STATED EXERCISE
Copy every line of the data exactly, leaving nothing out.

GIVEN DATA
====

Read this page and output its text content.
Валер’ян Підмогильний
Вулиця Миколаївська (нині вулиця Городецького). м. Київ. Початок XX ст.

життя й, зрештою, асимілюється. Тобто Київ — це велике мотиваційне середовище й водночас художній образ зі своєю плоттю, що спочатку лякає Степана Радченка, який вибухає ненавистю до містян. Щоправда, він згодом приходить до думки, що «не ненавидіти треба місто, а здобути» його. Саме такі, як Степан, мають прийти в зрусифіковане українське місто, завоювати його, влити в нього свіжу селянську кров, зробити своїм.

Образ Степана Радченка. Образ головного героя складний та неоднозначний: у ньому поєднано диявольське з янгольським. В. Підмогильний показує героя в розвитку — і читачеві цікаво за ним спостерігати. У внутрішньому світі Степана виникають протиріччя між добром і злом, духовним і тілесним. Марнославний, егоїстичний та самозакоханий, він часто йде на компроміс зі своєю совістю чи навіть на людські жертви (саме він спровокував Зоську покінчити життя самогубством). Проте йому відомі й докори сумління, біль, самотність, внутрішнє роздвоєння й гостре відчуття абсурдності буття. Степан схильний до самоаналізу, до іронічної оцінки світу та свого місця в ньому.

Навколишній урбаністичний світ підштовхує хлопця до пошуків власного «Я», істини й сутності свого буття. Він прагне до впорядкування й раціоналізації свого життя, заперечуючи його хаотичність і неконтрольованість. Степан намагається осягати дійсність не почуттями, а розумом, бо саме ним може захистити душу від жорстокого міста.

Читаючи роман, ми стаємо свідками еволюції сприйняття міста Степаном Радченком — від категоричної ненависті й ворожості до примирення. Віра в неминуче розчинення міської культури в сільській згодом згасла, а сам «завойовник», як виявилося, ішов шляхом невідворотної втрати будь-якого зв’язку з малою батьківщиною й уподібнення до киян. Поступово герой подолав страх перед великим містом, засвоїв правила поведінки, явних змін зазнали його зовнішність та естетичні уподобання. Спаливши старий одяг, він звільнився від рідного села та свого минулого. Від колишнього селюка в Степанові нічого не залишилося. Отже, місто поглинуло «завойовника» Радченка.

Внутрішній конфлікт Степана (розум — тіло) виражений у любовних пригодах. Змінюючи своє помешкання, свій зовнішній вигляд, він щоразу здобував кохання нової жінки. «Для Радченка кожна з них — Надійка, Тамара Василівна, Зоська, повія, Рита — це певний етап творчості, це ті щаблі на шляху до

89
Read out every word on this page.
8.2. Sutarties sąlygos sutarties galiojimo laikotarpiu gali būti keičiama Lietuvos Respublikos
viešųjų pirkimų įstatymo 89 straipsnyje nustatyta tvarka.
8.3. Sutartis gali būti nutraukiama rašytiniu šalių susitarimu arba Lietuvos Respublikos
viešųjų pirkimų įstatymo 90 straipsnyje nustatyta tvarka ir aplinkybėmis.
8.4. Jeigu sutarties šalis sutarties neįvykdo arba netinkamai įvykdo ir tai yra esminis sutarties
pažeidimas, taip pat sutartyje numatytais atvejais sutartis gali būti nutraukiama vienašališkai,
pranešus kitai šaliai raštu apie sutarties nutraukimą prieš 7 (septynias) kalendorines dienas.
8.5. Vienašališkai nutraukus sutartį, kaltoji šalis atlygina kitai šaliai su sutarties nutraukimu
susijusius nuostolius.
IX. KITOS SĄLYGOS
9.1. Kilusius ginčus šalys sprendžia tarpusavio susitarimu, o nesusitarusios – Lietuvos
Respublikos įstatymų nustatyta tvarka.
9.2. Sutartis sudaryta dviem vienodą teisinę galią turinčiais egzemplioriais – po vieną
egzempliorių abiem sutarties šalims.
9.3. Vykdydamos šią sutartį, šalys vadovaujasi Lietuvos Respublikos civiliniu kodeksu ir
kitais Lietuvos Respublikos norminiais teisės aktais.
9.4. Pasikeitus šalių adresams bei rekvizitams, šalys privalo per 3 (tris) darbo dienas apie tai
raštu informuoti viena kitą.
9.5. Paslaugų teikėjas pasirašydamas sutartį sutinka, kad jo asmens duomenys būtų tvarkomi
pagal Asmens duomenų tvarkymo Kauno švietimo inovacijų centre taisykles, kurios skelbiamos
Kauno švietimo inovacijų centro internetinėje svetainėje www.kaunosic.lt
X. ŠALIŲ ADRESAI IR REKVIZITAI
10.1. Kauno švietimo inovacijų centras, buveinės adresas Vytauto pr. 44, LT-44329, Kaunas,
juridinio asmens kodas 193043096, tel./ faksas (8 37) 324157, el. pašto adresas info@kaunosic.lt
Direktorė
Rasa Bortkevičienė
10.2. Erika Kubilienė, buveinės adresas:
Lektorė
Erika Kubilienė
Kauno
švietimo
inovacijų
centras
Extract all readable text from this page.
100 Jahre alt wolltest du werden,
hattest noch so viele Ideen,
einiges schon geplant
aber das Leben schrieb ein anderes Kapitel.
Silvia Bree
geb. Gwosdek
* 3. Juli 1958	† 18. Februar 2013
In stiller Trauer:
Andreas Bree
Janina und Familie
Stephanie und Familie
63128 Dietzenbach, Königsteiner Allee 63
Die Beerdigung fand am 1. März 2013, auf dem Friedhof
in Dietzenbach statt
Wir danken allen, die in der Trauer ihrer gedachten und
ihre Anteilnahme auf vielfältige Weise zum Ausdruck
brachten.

====

IN RESPONSE
Read this page and output its text content.
Валер’ян Підмогильний
Вулиця Миколаївська (нині вулиця Городецького). м. Київ. Початок XX ст.

життя й, зрештою, асимілюється. Тобто Київ — це велике мотиваційне середовище й водночас художній образ зі своєю плоттю, що спочатку лякає Степана Радченка, який вибухає ненавистю до містян. Щоправда, він згодом приходить до думки, що «не ненавидіти треба місто, а здобути» його. Саме такі, як Степан, мають прийти в зрусифіковане українське місто, завоювати його, влити в нього свіжу селянську кров, зробити своїм.

Образ Степана Радченка. Образ головного героя складний та неоднозначний: у ньому поєднано диявольське з янгольським. В. Підмогильний показує героя в розвитку — і читачеві цікаво за ним спостерігати. У внутрішньому світі Степана виникають протиріччя між добром і злом, духовним і тілесним. Марнославний, егоїстичний та самозакоханий, він часто йде на компроміс зі своєю совістю чи навіть на людські жертви (саме він спровокував Зоську покінчити життя самогубством). Проте йому відомі й докори сумління, біль, самотність, внутрішнє роздвоєння й гостре відчуття абсурдності буття. Степан схильний до самоаналізу, до іронічної оцінки світу та свого місця в ньому.

Навколишній урбаністичний світ підштовхує хлопця до пошуків власного «Я», істини й сутності свого буття. Він прагне до впорядкування й раціоналізації свого життя, заперечуючи його хаотичність і неконтрольованість. Степан намагається осягати дійсність не почуттями, а розумом, бо саме ним може захистити душу від жорстокого міста.

Читаючи роман, ми стаємо свідками еволюції сприйняття міста Степаном Радченком — від категоричної ненависті й ворожості до примирення. Віра в неминуче розчинення міської культури в сільській згодом згасла, а сам «завойовник», як виявилося, ішов шляхом невідворотної втрати будь-якого зв’язку з малою батьківщиною й уподібнення до киян. Поступово герой подолав страх перед великим містом, засвоїв правила поведінки, явних змін зазнали його зовнішність та естетичні уподобання. Спаливши старий одяг, він звільнився від рідного села та свого минулого. Від колишнього селюка в Степанові нічого не залишилося. Отже, місто поглинуло «завойовника» Радченка.

Внутрішній конфлікт Степана (розум — тіло) виражений у любовних пригодах. Змінюючи своє помешкання, свій зовнішній вигляд, він щоразу здобував кохання нової жінки. «Для Радченка кожна з них — Надійка, Тамара Василівна, Зоська, повія, Рита — це певний етап творчості, це ті щаблі на шляху до

89
Read out every word on this page.
8.2. Sutarties sąlygos sutarties galiojimo laikotarpiu gali būti keičiama Lietuvos Respublikos
viešųjų pirkimų įstatymo 89 straipsnyje nustatyta tvarka.
8.3. Sutartis gali būti nutraukiama rašytiniu šalių susitarimu arba Lietuvos Respublikos
viešųjų pirkimų įstatymo 90 straipsnyje nustatyta tvarka ir aplinkybėmis.
8.4. Jeigu sutarties šalis sutarties neįvykdo arba netinkamai įvykdo ir tai yra esminis sutarties
pažeidimas, taip pat sutartyje numatytais atvejais sutartis gali būti nutraukiama vienašališkai,
pranešus kitai šaliai raštu apie sutarties nutraukimą prieš 7 (septynias) kalendorines dienas.
8.5. Vienašališkai nutraukus sutartį, kaltoji šalis atlygina kitai šaliai su sutarties nutraukimu
susijusius nuostolius.
IX. KITOS SĄLYGOS
9.1. Kilusius ginčus šalys sprendžia tarpusavio susitarimu, o nesusitarusios – Lietuvos
Respublikos įstatymų nustatyta tvarka.
9.2. Sutartis sudaryta dviem vienodą teisinę galią turinčiais egzemplioriais – po vieną
egzempliorių abiem sutarties šalims.
9.3. Vykdydamos šią sutartį, šalys vadovaujasi Lietuvos Respublikos civiliniu kodeksu ir
kitais Lietuvos Respublikos norminiais teisės aktais.
9.4. Pasikeitus šalių adresams bei rekvizitams, šalys privalo per 3 (tris) darbo dienas apie tai
raštu informuoti viena kitą.
9.5. Paslaugų teikėjas pasirašydamas sutartį sutinka, kad jo asmens duomenys būtų tvarkomi
pagal Asmens duomenų tvarkymo Kauno švietimo inovacijų centre taisykles, kurios skelbiamos
Kauno švietimo inovacijų centro internetinėje svetainėje www.kaunosic.lt
X. ŠALIŲ ADRESAI IR REKVIZITAI
10.1. Kauno švietimo inovacijų centras, buveinės adresas Vytauto pr. 44, LT-44329, Kaunas,
juridinio asmens kodas 193043096, tel./ faksas (8 37) 324157, el. pašto adresas info@kaunosic.lt
Direktorė
Rasa Bortkevičienė
10.2. Erika Kubilienė, buveinės adresas:
Lektorė
Erika Kubilienė
Kauno
švietimo
inovacijų
centras
Extract all readable text from this page.
100 Jahre alt wolltest du werden,
hattest noch so viele Ideen,
einiges schon geplant
aber das Leben schrieb ein anderes Kapitel.
Silvia Bree
geb. Gwosdek
* 3. Juli 1958	† 18. Februar 2013
In stiller Trauer:
Andreas Bree
Janina und Familie
Stephanie und Familie
63128 Dietzenbach, Königsteiner Allee 63
Die Beerdigung fand am 1. März 2013, auf dem Friedhof
in Dietzenbach statt
Wir danken allen, die in der Trauer ihrer gedachten und
ihre Anteilnahme auf vielfältige Weise zum Ausdruck
brachten.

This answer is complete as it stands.